Pull out every line with the word "springframework" from the entries below.

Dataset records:
◇ ◇ ◇ ◇ ◇ ◇ ◇

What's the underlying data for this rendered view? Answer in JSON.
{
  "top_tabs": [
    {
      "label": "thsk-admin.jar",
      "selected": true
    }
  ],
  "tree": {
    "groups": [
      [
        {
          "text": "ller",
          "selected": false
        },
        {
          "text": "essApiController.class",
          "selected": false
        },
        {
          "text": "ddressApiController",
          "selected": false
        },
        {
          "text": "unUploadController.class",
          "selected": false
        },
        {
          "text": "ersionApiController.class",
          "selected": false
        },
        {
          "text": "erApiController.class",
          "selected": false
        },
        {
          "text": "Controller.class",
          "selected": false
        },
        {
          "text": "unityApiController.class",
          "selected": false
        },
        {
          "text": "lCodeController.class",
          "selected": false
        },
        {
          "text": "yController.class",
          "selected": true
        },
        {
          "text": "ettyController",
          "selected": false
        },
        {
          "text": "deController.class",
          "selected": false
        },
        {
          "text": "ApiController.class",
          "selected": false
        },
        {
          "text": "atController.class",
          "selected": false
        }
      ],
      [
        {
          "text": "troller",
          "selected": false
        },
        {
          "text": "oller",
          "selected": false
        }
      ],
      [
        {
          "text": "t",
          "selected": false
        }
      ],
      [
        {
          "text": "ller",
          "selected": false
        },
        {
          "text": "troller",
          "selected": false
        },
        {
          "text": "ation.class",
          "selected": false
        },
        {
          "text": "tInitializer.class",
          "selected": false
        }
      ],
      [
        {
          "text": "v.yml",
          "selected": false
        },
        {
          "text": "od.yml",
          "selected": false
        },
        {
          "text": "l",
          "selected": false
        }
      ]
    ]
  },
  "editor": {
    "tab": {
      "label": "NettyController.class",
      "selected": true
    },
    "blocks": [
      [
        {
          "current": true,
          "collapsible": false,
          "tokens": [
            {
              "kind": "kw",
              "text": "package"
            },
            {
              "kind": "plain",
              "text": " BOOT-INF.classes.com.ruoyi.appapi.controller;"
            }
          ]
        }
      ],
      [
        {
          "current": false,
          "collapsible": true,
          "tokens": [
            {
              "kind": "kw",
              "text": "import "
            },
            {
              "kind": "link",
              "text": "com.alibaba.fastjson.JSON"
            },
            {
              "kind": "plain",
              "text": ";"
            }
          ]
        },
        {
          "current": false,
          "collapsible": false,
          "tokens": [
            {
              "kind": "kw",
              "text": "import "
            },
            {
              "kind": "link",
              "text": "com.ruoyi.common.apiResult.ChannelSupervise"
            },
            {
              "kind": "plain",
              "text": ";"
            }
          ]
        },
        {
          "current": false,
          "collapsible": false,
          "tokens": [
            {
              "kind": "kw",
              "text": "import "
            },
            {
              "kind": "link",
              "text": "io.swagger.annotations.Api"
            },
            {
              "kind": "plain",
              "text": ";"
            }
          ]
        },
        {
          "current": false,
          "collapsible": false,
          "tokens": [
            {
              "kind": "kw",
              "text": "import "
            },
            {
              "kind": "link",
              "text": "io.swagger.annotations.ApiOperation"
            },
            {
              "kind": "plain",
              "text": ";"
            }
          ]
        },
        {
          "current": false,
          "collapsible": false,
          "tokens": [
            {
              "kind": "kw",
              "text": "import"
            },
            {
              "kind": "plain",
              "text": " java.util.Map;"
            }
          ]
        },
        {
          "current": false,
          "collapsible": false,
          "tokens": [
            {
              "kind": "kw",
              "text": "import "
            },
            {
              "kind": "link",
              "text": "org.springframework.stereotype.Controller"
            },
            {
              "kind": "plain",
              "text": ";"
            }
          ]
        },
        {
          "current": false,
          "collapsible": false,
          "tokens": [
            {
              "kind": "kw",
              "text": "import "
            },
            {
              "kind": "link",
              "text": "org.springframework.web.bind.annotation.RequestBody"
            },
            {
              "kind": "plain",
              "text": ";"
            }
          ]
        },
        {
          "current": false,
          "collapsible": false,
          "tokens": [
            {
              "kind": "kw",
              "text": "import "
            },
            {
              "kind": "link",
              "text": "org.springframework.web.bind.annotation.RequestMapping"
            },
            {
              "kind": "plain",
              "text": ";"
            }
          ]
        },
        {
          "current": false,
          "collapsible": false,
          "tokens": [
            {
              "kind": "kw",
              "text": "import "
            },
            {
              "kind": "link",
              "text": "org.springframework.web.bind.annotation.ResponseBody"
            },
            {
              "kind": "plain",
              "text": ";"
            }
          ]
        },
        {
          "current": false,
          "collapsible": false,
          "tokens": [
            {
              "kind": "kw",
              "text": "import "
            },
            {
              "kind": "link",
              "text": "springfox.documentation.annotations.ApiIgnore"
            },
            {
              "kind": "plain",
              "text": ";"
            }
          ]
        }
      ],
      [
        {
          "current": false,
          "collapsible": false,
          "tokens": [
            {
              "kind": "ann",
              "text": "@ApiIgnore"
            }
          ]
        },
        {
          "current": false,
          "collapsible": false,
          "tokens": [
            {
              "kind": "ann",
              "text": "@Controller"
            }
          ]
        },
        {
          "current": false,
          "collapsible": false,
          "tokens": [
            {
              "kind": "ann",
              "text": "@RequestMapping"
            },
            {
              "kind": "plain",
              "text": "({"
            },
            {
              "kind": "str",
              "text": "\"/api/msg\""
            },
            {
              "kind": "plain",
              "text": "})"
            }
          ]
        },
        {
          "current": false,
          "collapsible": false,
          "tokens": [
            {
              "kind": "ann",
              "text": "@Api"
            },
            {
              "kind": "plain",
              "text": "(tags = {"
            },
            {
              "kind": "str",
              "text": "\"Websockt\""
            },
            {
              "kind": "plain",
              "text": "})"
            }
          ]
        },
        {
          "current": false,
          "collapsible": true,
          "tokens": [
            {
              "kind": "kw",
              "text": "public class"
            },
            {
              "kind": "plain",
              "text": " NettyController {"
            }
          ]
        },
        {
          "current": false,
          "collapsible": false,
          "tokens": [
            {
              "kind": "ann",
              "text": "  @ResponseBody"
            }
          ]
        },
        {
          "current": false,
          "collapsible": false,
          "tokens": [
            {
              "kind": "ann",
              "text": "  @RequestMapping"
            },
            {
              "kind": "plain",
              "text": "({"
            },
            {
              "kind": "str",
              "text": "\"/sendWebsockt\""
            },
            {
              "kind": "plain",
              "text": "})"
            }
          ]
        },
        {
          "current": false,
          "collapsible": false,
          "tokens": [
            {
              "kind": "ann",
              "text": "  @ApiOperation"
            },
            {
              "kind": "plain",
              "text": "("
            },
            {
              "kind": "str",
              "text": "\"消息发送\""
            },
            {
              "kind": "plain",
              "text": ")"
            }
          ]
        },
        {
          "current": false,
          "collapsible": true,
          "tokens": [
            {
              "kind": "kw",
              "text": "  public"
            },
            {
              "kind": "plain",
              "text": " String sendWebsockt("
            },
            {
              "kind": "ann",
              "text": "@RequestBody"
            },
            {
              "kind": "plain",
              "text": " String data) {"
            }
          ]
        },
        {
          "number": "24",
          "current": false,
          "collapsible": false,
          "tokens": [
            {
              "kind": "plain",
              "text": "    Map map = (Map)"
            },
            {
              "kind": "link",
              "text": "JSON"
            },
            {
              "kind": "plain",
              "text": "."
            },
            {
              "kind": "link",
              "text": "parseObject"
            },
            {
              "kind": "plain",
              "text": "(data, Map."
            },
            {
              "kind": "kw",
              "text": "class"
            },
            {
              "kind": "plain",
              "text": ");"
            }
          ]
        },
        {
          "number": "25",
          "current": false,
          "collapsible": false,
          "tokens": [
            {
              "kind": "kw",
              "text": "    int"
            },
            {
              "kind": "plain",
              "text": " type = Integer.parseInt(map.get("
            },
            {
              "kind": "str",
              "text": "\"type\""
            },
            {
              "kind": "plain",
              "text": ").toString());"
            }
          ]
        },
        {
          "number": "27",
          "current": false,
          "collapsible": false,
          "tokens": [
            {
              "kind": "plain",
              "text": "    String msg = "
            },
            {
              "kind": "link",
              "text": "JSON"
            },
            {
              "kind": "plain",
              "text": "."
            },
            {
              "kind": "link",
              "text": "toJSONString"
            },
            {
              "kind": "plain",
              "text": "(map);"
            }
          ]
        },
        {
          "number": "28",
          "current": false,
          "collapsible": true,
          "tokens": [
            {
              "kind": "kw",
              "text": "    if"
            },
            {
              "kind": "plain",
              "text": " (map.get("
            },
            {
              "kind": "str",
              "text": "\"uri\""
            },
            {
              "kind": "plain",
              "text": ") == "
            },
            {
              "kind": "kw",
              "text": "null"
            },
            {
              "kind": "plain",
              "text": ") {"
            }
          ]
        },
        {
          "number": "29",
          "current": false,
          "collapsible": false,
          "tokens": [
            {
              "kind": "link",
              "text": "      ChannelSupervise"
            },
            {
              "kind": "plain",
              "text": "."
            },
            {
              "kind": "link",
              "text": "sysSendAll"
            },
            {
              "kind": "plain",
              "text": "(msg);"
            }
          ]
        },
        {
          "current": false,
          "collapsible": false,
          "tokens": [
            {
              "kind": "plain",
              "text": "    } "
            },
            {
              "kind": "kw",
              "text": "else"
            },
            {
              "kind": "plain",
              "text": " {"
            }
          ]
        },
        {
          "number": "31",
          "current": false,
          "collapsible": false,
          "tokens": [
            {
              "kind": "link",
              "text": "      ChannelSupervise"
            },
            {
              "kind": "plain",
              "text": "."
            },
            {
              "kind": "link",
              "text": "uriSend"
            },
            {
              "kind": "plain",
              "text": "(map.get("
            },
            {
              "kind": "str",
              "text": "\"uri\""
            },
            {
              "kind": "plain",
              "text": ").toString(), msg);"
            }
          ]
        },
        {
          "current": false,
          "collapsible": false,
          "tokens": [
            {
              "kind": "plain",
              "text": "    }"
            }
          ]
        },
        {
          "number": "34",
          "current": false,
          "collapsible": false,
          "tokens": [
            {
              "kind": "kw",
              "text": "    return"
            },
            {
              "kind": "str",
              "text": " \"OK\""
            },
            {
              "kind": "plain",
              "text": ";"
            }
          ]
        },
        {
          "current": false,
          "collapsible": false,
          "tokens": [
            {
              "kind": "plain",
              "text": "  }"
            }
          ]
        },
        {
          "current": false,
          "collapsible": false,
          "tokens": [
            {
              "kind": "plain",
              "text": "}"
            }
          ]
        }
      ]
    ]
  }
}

◇ ◇ ◇ ◇ ◇ ◇ ◇

• _Full solution_:
              "text": "org.springframework.stereotype.Controller"
              "text": "org.springframework.web.bind.annotation.RequestBody"
              "text": "org.springframework.web.bind.annotation.RequestMapping"
              "text": "org.springframework.web.bind.annotation.ResponseBody"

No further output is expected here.